■ MATERIAL:
= = = = =

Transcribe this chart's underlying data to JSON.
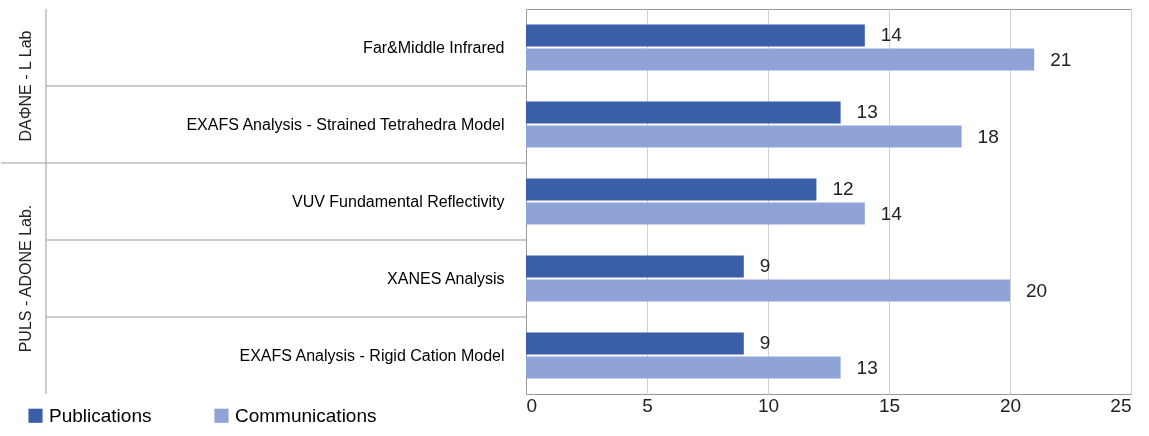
{
  "chart_data": {
    "type": "bar",
    "orientation": "horizontal",
    "categories": [
      "Far&Middle Infrared",
      "EXAFS Analysis - Strained Tetrahedra Model",
      "VUV Fundamental Reflectivity",
      "XANES Analysis",
      "EXAFS Analysis - Rigid Cation Model"
    ],
    "series": [
      {
        "name": "Publications",
        "color": "#3a5ea8",
        "values": [
          14,
          13,
          12,
          9,
          9
        ]
      },
      {
        "name": "Communications",
        "color": "#8fa3d7",
        "values": [
          21,
          18,
          14,
          20,
          13
        ]
      }
    ],
    "annotations": [
      "DAΦNE - L Lab",
      "PULS - ADONE Lab."
    ],
    "xlim": [
      0,
      25
    ],
    "xticks": [
      0,
      5,
      10,
      15,
      20,
      25
    ],
    "grid": "x",
    "legend": "bottom left",
    "data_labels": true
  }
}
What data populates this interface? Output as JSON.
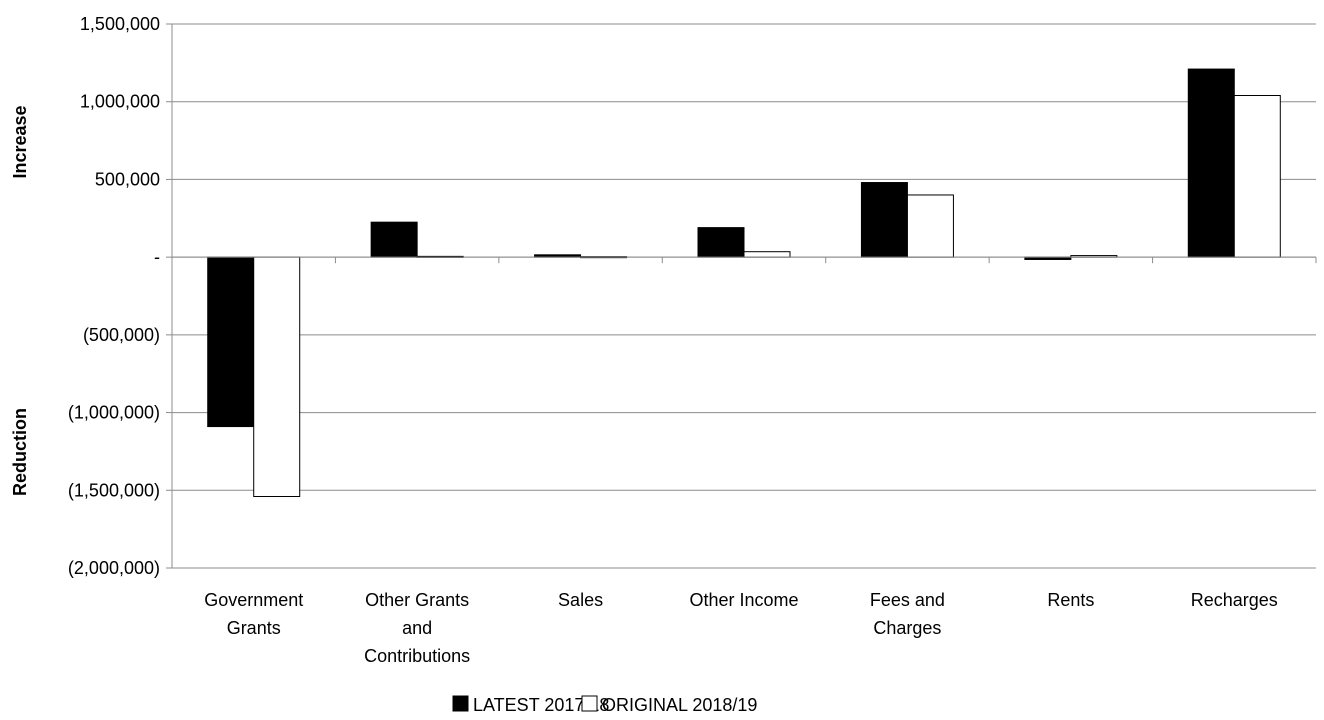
{
  "chart_data": {
    "type": "bar",
    "categories": [
      [
        "Government",
        "Grants"
      ],
      [
        "Other Grants",
        "and",
        "Contributions"
      ],
      [
        "Sales"
      ],
      [
        "Other Income"
      ],
      [
        "Fees and",
        "Charges"
      ],
      [
        "Rents"
      ],
      [
        "Recharges"
      ]
    ],
    "series": [
      {
        "name": "LATEST 2017/18",
        "color": "#000000",
        "values": [
          -1090000,
          225000,
          15000,
          190000,
          480000,
          -15000,
          1210000
        ]
      },
      {
        "name": "ORIGINAL 2018/19",
        "color": "#ffffff",
        "values": [
          -1540000,
          5000,
          3000,
          35000,
          400000,
          10000,
          1040000
        ]
      }
    ],
    "ylim": [
      -2000000,
      1500000
    ],
    "yticks": [
      1500000,
      1000000,
      500000,
      0,
      -500000,
      -1000000,
      -1500000,
      -2000000
    ],
    "ytick_labels": [
      "1,500,000",
      "1,000,000",
      "500,000",
      "-",
      "(500,000)",
      "(1,000,000)",
      "(1,500,000)",
      "(2,000,000)"
    ],
    "ylabel_top": "Increase",
    "ylabel_bottom": "Reduction",
    "grid": true,
    "legend": "bottom"
  }
}
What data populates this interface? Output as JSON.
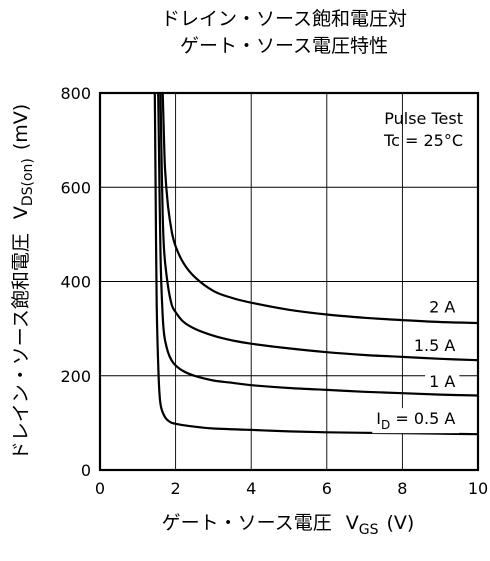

= = = = =

Repeat all of the records verbatim, leaving out the pictures.

Transcribe this chart's underlying data to JSON.
{
  "chart_data": {
    "type": "bar",
    "orientation": "horizontal",
    "categories": [
      "Far&Middle Infrared",
      "EXAFS Analysis - Strained Tetrahedra Model",
      "VUV Fundamental Reflectivity",
      "XANES Analysis",
      "EXAFS Analysis - Rigid Cation Model"
    ],
    "series": [
      {
        "name": "Publications",
        "color": "#3a5ea8",
        "values": [
          14,
          13,
          12,
          9,
          9
        ]
      },
      {
        "name": "Communications",
        "color": "#8fa3d7",
        "values": [
          21,
          18,
          14,
          20,
          13
        ]
      }
    ],
    "annotations": [
      "DAΦNE - L Lab",
      "PULS - ADONE Lab."
    ],
    "xlim": [
      0,
      25
    ],
    "xticks": [
      0,
      5,
      10,
      15,
      20,
      25
    ],
    "grid": "x",
    "legend": "bottom left",
    "data_labels": true
  }
}
What data populates this interface? Output as JSON.
{
  "chart_data": {
    "type": "bar",
    "categories": [
      [
        "Government",
        "Grants"
      ],
      [
        "Other Grants",
        "and",
        "Contributions"
      ],
      [
        "Sales"
      ],
      [
        "Other Income"
      ],
      [
        "Fees and",
        "Charges"
      ],
      [
        "Rents"
      ],
      [
        "Recharges"
      ]
    ],
    "series": [
      {
        "name": "LATEST 2017/18",
        "color": "#000000",
        "values": [
          -1090000,
          225000,
          15000,
          190000,
          480000,
          -15000,
          1210000
        ]
      },
      {
        "name": "ORIGINAL 2018/19",
        "color": "#ffffff",
        "values": [
          -1540000,
          5000,
          3000,
          35000,
          400000,
          10000,
          1040000
        ]
      }
    ],
    "ylim": [
      -2000000,
      1500000
    ],
    "yticks": [
      1500000,
      1000000,
      500000,
      0,
      -500000,
      -1000000,
      -1500000,
      -2000000
    ],
    "ytick_labels": [
      "1,500,000",
      "1,000,000",
      "500,000",
      "-",
      "(500,000)",
      "(1,000,000)",
      "(1,500,000)",
      "(2,000,000)"
    ],
    "ylabel_top": "Increase",
    "ylabel_bottom": "Reduction",
    "grid": true,
    "legend": "bottom"
  }
}
What data populates this interface? Output as JSON.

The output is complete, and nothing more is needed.